:: TASK INPUTS

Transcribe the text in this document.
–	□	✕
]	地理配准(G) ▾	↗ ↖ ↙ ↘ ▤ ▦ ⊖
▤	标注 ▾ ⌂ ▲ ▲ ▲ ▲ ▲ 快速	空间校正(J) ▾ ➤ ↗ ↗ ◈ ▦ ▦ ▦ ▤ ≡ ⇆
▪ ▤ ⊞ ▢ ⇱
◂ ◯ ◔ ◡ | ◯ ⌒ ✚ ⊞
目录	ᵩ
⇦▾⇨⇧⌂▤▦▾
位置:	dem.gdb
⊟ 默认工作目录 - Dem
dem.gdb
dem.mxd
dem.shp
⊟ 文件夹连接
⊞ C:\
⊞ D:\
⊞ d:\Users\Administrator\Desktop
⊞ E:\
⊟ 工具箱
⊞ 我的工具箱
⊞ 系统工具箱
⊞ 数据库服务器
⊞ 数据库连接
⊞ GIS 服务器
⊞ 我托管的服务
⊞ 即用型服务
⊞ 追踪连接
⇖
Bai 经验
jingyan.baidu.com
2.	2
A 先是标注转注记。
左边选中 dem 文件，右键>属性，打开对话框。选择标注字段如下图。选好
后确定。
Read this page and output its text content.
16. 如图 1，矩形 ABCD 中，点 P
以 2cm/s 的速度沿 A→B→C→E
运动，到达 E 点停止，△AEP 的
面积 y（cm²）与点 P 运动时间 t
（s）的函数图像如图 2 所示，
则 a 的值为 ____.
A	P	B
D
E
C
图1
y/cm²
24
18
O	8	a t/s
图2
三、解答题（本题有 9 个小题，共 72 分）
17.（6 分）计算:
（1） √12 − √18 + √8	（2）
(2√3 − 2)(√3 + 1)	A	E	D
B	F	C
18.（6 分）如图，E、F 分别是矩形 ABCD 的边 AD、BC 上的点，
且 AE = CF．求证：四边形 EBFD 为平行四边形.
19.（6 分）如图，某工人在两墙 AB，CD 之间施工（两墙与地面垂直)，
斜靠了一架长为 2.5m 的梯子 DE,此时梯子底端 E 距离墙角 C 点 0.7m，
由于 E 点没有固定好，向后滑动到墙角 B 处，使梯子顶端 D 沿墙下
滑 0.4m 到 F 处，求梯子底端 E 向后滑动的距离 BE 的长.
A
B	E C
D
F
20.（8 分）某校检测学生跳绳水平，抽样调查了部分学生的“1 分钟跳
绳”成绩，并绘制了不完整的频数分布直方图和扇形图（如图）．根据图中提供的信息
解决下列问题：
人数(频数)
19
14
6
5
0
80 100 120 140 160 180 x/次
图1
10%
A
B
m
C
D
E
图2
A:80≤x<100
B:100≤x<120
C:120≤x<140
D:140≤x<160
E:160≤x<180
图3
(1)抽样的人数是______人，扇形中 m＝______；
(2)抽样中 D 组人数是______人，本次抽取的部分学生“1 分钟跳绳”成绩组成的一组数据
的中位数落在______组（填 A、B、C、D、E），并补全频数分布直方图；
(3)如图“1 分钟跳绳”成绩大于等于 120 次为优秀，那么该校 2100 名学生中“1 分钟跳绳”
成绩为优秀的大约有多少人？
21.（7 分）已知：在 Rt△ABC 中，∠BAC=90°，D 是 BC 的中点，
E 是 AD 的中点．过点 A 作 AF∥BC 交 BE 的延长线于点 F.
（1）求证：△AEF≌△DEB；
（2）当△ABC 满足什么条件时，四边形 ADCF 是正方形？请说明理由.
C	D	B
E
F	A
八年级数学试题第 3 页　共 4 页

::::
:: TASK INPUTS

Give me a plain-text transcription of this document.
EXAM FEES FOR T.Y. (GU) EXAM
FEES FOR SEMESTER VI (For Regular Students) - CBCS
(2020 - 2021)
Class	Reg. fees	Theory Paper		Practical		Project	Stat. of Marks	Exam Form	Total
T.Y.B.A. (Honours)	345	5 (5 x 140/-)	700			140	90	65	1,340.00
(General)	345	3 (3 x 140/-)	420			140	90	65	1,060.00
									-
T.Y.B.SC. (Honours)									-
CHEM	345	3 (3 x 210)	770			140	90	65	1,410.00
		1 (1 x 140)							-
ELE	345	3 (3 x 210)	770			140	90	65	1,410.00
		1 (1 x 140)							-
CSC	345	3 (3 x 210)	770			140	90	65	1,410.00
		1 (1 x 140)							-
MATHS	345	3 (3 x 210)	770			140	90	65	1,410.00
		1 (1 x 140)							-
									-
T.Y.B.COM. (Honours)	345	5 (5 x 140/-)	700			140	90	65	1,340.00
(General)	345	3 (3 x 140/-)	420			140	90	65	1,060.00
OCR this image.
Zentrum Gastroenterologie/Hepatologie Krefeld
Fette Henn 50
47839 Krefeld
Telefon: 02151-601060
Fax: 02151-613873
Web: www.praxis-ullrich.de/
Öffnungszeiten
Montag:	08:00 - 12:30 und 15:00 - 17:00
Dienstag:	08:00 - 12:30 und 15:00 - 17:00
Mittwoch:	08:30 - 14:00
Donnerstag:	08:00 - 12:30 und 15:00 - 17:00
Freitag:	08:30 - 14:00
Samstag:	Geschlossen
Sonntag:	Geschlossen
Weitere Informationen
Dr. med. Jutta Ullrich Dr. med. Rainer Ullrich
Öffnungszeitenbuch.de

::::
:: TASK INPUTS

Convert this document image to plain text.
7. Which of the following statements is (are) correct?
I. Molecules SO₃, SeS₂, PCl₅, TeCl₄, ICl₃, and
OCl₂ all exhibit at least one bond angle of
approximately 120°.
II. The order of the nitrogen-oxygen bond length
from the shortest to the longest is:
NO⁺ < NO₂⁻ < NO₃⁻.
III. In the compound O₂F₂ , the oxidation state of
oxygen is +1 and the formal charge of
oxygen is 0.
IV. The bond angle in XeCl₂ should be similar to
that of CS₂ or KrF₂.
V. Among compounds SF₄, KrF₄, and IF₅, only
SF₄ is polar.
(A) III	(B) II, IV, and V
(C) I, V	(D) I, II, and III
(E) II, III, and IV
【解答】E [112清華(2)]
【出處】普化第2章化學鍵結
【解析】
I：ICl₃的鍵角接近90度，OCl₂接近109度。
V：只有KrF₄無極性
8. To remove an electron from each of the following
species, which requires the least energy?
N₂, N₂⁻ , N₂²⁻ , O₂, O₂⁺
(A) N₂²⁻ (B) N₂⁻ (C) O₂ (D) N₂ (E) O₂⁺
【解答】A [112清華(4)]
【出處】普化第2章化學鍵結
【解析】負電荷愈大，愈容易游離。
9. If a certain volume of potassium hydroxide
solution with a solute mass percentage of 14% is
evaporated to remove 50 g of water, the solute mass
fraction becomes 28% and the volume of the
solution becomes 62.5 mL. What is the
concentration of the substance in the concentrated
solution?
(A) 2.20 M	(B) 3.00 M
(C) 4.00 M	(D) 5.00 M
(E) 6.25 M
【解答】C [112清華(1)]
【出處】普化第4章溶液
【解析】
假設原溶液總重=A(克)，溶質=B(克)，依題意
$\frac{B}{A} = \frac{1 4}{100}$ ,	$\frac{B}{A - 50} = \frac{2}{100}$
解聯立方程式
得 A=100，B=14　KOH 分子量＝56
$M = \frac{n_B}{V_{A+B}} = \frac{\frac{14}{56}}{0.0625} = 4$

::::

[WRITTEN REQUEST] Filter the records for lines holding the string "remove". Copy each one.

[WRITTEN SOLUTION]
8. To remove an electron from each of the following
evaporated to remove 50 g of water, the solute mass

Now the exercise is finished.